::: Exercise text :::
Tulsa County Clerk Michael Willis announced the launch of a new transparency initiative powered by OpenGov, a cloud-based platform that helps increase government accountability and improve access to important public information.
The new site allows residents to track government spending and also make it easier for public officials to share complex financial and performance data in simple, understandable reports.
Tulsa County started this effort with five reports available including several with budget information, the county check register and employee data. Additional information will be added in time. The Tulsa County Transparency Initiative is available via www.tulsacounty.org, the Tulsa County homepage.
“This effort is important for both our residents and staff,” said Willis. “During my campaign, I focused on the need for additional transparency. Our OpenGov platform is a powerful addition to our existing web resources. It makes our budget and financial information easy to view and consume for tax payers and county officials alike.”
Tulsa County officials worked with OpenGov for months to test and prove the system before launch. The effort was made possible by a partnership between Willis, County Treasurer Dennis Semler and the Board of County Commissioners. Tulsa’s new OpenGov cloud platform helps government officials and staff to conduct better analysis and performance measurement by improving access to key financial data.
The platform also allows residents to view financial information in near real time, and answer frequently asked questions such as “how much did Tulsa County spend on asphalt in 2016?” building greater trust in government and facilitating civic engagement. Viewers can download the data to review, and share.
“The new OpenGov portion of our Tulsa County website is very easy to use,” said Semler. “I’m glad we were able to work together to offer this valuable tool for the public.”
“It’s our mission to power more efficient and accountable governments, and we’re excited to partner with the County of Tulsa to harness the power of technology to increase government effectiveness,” said OpenGov CEO Zac Bookman. “From purchasing a few dollars worth of office supplies, to approving multi-million dollar improvement projects, public officials can now easily report and track financial information, and local residents can see how their tax dollars are at work.”
::: Dataset records :::
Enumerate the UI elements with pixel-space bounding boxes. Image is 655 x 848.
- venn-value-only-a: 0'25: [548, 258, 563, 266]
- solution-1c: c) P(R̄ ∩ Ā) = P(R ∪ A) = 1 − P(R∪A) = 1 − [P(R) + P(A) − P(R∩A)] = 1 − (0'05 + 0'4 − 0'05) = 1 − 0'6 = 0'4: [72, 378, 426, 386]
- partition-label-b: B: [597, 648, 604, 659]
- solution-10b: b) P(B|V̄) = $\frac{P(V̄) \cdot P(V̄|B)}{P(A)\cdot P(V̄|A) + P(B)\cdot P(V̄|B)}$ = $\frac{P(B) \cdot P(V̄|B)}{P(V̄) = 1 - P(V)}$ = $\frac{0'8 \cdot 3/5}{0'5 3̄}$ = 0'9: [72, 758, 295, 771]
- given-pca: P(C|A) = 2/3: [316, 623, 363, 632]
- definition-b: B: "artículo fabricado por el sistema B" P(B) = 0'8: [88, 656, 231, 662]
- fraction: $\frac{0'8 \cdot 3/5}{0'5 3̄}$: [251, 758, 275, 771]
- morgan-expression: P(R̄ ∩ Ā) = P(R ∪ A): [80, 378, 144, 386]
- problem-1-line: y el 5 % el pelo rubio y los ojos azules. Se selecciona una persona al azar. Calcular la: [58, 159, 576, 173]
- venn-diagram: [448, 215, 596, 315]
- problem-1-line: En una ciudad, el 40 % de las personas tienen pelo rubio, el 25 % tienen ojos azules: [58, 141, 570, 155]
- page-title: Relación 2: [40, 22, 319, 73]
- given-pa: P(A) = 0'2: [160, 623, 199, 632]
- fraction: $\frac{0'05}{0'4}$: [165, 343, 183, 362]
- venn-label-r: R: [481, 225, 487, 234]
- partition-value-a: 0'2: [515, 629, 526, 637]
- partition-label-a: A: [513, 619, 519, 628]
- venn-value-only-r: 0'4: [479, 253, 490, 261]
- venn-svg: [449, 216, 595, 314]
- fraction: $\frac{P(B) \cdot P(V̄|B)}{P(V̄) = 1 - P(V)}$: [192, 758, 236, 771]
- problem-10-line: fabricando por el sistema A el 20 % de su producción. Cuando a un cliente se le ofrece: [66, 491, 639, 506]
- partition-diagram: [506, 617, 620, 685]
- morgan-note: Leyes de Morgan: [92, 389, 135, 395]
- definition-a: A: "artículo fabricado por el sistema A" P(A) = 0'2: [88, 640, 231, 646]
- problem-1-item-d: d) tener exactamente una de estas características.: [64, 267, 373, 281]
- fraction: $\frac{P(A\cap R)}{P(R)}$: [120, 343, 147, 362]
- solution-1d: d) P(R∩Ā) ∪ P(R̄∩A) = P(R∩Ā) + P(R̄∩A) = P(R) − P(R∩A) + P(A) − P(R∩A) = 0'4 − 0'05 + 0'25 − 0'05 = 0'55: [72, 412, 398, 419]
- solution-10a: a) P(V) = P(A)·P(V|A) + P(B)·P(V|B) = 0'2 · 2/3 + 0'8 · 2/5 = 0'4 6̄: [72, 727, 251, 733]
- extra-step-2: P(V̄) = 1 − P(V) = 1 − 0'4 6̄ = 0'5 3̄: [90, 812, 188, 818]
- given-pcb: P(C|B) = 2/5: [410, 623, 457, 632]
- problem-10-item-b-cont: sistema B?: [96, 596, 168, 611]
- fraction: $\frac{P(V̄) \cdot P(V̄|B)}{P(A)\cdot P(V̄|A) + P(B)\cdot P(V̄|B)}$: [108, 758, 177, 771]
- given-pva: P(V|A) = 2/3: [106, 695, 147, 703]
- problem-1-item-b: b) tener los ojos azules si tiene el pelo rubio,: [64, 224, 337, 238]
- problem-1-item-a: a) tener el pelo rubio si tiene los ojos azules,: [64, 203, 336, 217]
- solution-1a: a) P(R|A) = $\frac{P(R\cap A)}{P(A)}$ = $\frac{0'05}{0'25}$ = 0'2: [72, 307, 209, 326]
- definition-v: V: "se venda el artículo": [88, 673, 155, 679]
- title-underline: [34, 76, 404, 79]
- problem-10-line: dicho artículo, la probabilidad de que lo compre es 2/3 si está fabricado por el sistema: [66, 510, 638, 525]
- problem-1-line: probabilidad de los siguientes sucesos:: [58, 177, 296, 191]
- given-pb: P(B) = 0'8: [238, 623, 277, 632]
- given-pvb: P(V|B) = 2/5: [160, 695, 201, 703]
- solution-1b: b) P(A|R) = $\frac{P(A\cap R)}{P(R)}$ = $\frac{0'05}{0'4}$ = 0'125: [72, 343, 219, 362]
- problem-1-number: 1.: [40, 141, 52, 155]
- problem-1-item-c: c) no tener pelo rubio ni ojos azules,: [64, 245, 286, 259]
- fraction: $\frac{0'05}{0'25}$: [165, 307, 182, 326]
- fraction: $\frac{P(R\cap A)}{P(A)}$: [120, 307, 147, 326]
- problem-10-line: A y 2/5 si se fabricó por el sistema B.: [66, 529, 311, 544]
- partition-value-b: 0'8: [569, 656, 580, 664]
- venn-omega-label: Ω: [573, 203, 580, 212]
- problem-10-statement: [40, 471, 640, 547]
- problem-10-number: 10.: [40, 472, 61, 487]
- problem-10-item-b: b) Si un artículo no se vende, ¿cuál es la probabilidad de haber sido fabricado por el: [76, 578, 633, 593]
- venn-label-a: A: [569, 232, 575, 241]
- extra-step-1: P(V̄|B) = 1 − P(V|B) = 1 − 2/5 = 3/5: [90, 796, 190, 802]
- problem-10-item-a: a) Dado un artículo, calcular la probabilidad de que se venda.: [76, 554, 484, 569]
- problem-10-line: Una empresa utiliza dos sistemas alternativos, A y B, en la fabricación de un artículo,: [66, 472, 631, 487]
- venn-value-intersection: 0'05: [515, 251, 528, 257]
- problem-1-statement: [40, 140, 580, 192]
:::
▸ What you will do:
[1] Condense the paragraph of the Tulsa County article beginning "Tulsa County officials worked with OpenGov" into a shorter version that keeps its main facts.
[2] Print the portion of the Tulsa County article from "Tulsa County Clerk" up to and including "simple, understandable reports.".
The rows have no connection to the Tulsa County article.

▸ Answers below:
[1] Before launch, Tulsa County officials spent months testing the system with OpenGov. A partnership among Willis, County Treasurer Dennis Semler and the Board of County Commissioners made it possible. By improving access to key financial data, the platform helps officials and staff with analysis and performance measurement.

[2]
Tulsa County Clerk Michael Willis announced the launch of a new transparency initiative powered by OpenGov, a cloud-based platform that helps increase government accountability and improve access to important public information.
The new site allows residents to track government spending and also make it easier for public officials to share complex financial and performance data in simple, understandable reports.